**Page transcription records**
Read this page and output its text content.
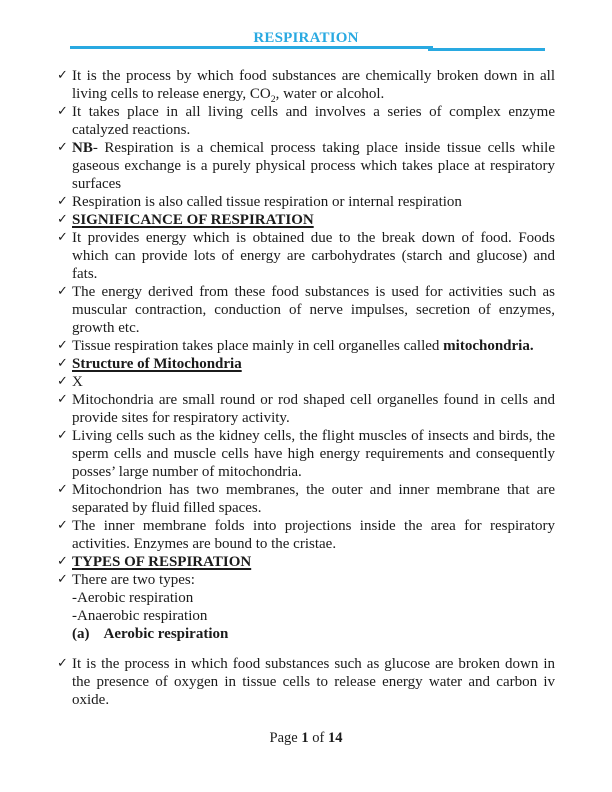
RESPIRATION
✓ It is the process by which food substances are chemically broken down in all living cells to release energy, $CO_2$, water or alcohol.
✓ It takes place in all living cells and involves a series of complex enzyme catalyzed reactions.
✓ NB- Respiration is a chemical process taking place inside tissue cells while gaseous exchange is a purely physical process which takes place at respiratory surfaces
✓ Respiration is also called tissue respiration or internal respiration
✓ SIGNIFICANCE OF RESPIRATION
✓ It provides energy which is obtained due to the break down of food. Foods which can provide lots of energy are carbohydrates (starch and glucose) and fats.
✓ The energy derived from these food substances is used for activities such as muscular contraction, conduction of nerve impulses, secretion of enzymes, growth etc.
✓ Tissue respiration takes place mainly in cell organelles called mitochondria.
✓ Structure of Mitochondria
✓ X
✓ Mitochondria are small round or rod shaped cell organelles found in cells and provide sites for respiratory activity.
✓ Living cells such as the kidney cells, the flight muscles of insects and birds, the sperm cells and muscle cells have high energy requirements and consequently posses’ large number of mitochondria.
✓ Mitochondrion has two membranes, the outer and inner membrane that are separated by fluid filled spaces.
✓ The inner membrane folds into projections inside the area for respiratory activities. Enzymes are bound to the cristae.
✓ TYPES OF RESPIRATION
✓ There are two types:
-Aerobic respiration
-Anaerobic respiration
(a) Aerobic respiration
✓ It is the process in which food substances such as glucose are broken down in the presence of oxygen in tissue cells to release energy water and carbon iv oxide.
Page 1 of 14
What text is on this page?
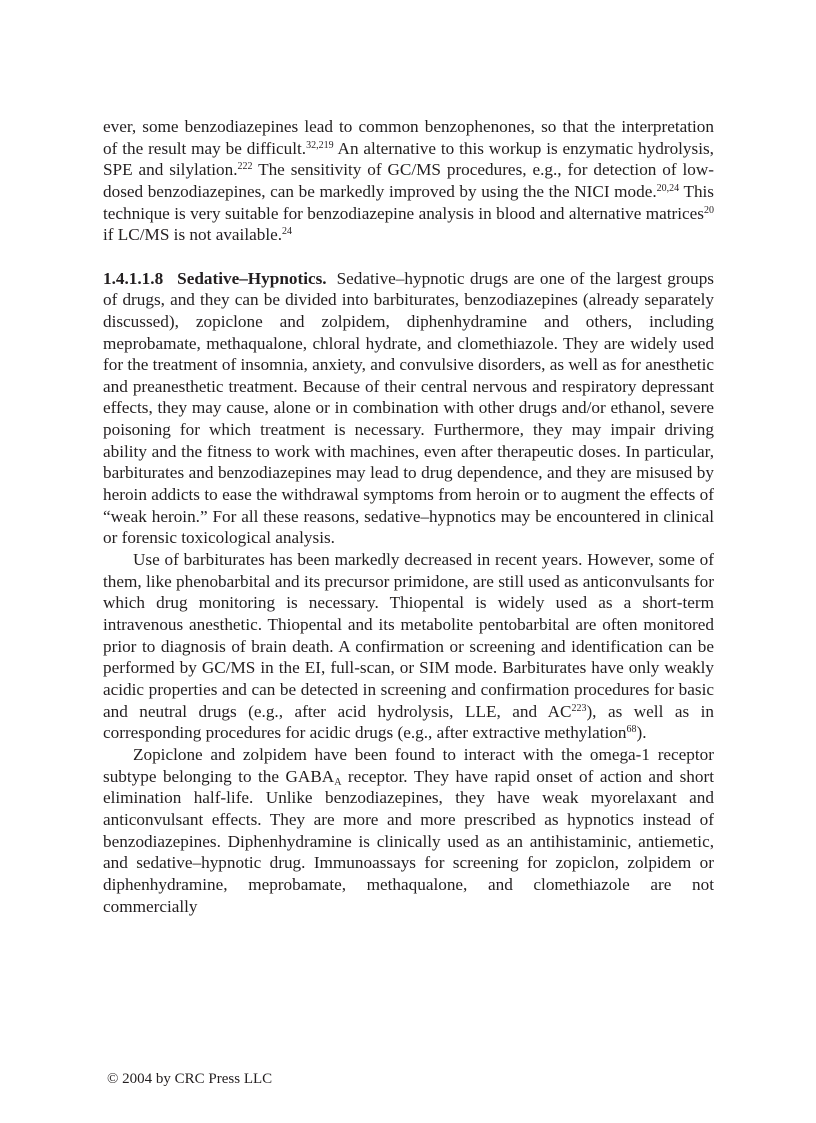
ever, some benzodiazepines lead to common benzophenones, so that the interpretation of the result may be difficult.$^{32,219}$ An alternative to this workup is enzymatic hydrolysis, SPE and silylation.$^{222}$ The sensitivity of GC/MS procedures, e.g., for detection of low-dosed benzodiazepines, can be markedly improved by using the the NICI mode.$^{20,24}$ This technique is very suitable for benzodiazepine analysis in blood and alternative matrices$^{20}$ if LC/MS is not available.$^{24}$

1.4.1.1.8 Sedative–Hypnotics. Sedative–hypnotic drugs are one of the largest groups of drugs, and they can be divided into barbiturates, benzodiazepines (already separately discussed), zopiclone and zolpidem, diphenhydramine and others, including meprobamate, methaqualone, chloral hydrate, and clomethiazole. They are widely used for the treatment of insomnia, anxiety, and convulsive disorders, as well as for anesthetic and preanesthetic treatment. Because of their central nervous and respiratory depressant effects, they may cause, alone or in combination with other drugs and/or ethanol, severe poisoning for which treatment is necessary. Furthermore, they may impair driving ability and the fitness to work with machines, even after therapeutic doses. In particular, barbiturates and benzodiazepines may lead to drug dependence, and they are misused by heroin addicts to ease the withdrawal symptoms from heroin or to augment the effects of “weak heroin.” For all these reasons, sedative–hypnotics may be encountered in clinical or forensic toxicological analysis.

Use of barbiturates has been markedly decreased in recent years. However, some of them, like phenobarbital and its precursor primidone, are still used as anticonvulsants for which drug monitoring is necessary. Thiopental is widely used as a short-term intravenous anesthetic. Thiopental and its metabolite pentobarbital are often monitored prior to diagnosis of brain death. A confirmation or screening and identification can be performed by GC/MS in the EI, full-scan, or SIM mode. Barbiturates have only weakly acidic properties and can be detected in screening and confirmation procedures for basic and neutral drugs (e.g., after acid hydrolysis, LLE, and AC$^{223}$), as well as in corresponding procedures for acidic drugs (e.g., after extractive methylation$^{68}$).

Zopiclone and zolpidem have been found to interact with the omega-1 receptor subtype belonging to the $GABA_A$ receptor. They have rapid onset of action and short elimination half-life. Unlike benzodiazepines, they have weak myorelaxant and anticonvulsant effects. They are more and more prescribed as hypnotics instead of benzodiazepines. Diphenhydramine is clinically used as an antihistaminic, antiemetic, and sedative–hypnotic drug. Immunoassays for screening for zopiclon, zolpidem or diphenhydramine, meprobamate, methaqualone, and clomethiazole are not commercially

© 2004 by CRC Press LLC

**WORK ITEM**
With the images removed, give back every entry exactly as shown.

**SOLVED PROBLEM**
Read this page and output its text content.
RESPIRATION
✓ It is the process by which food substances are chemically broken down in all living cells to release energy, $CO_2$, water or alcohol.
✓ It takes place in all living cells and involves a series of complex enzyme catalyzed reactions.
✓ NB- Respiration is a chemical process taking place inside tissue cells while gaseous exchange is a purely physical process which takes place at respiratory surfaces
✓ Respiration is also called tissue respiration or internal respiration
✓ SIGNIFICANCE OF RESPIRATION
✓ It provides energy which is obtained due to the break down of food. Foods which can provide lots of energy are carbohydrates (starch and glucose) and fats.
✓ The energy derived from these food substances is used for activities such as muscular contraction, conduction of nerve impulses, secretion of enzymes, growth etc.
✓ Tissue respiration takes place mainly in cell organelles called mitochondria.
✓ Structure of Mitochondria
✓ X
✓ Mitochondria are small round or rod shaped cell organelles found in cells and provide sites for respiratory activity.
✓ Living cells such as the kidney cells, the flight muscles of insects and birds, the sperm cells and muscle cells have high energy requirements and consequently posses’ large number of mitochondria.
✓ Mitochondrion has two membranes, the outer and inner membrane that are separated by fluid filled spaces.
✓ The inner membrane folds into projections inside the area for respiratory activities. Enzymes are bound to the cristae.
✓ TYPES OF RESPIRATION
✓ There are two types:
-Aerobic respiration
-Anaerobic respiration
(a) Aerobic respiration
✓ It is the process in which food substances such as glucose are broken down in the presence of oxygen in tissue cells to release energy water and carbon iv oxide.
Page 1 of 14
What text is on this page?
ever, some benzodiazepines lead to common benzophenones, so that the interpretation of the result may be difficult.$^{32,219}$ An alternative to this workup is enzymatic hydrolysis, SPE and silylation.$^{222}$ The sensitivity of GC/MS procedures, e.g., for detection of low-dosed benzodiazepines, can be markedly improved by using the the NICI mode.$^{20,24}$ This technique is very suitable for benzodiazepine analysis in blood and alternative matrices$^{20}$ if LC/MS is not available.$^{24}$

1.4.1.1.8 Sedative–Hypnotics. Sedative–hypnotic drugs are one of the largest groups of drugs, and they can be divided into barbiturates, benzodiazepines (already separately discussed), zopiclone and zolpidem, diphenhydramine and others, including meprobamate, methaqualone, chloral hydrate, and clomethiazole. They are widely used for the treatment of insomnia, anxiety, and convulsive disorders, as well as for anesthetic and preanesthetic treatment. Because of their central nervous and respiratory depressant effects, they may cause, alone or in combination with other drugs and/or ethanol, severe poisoning for which treatment is necessary. Furthermore, they may impair driving ability and the fitness to work with machines, even after therapeutic doses. In particular, barbiturates and benzodiazepines may lead to drug dependence, and they are misused by heroin addicts to ease the withdrawal symptoms from heroin or to augment the effects of “weak heroin.” For all these reasons, sedative–hypnotics may be encountered in clinical or forensic toxicological analysis.

Use of barbiturates has been markedly decreased in recent years. However, some of them, like phenobarbital and its precursor primidone, are still used as anticonvulsants for which drug monitoring is necessary. Thiopental is widely used as a short-term intravenous anesthetic. Thiopental and its metabolite pentobarbital are often monitored prior to diagnosis of brain death. A confirmation or screening and identification can be performed by GC/MS in the EI, full-scan, or SIM mode. Barbiturates have only weakly acidic properties and can be detected in screening and confirmation procedures for basic and neutral drugs (e.g., after acid hydrolysis, LLE, and AC$^{223}$), as well as in corresponding procedures for acidic drugs (e.g., after extractive methylation$^{68}$).

Zopiclone and zolpidem have been found to interact with the omega-1 receptor subtype belonging to the $GABA_A$ receptor. They have rapid onset of action and short elimination half-life. Unlike benzodiazepines, they have weak myorelaxant and anticonvulsant effects. They are more and more prescribed as hypnotics instead of benzodiazepines. Diphenhydramine is clinically used as an antihistaminic, antiemetic, and sedative–hypnotic drug. Immunoassays for screening for zopiclon, zolpidem or diphenhydramine, meprobamate, methaqualone, and clomethiazole are not commercially

© 2004 by CRC Press LLC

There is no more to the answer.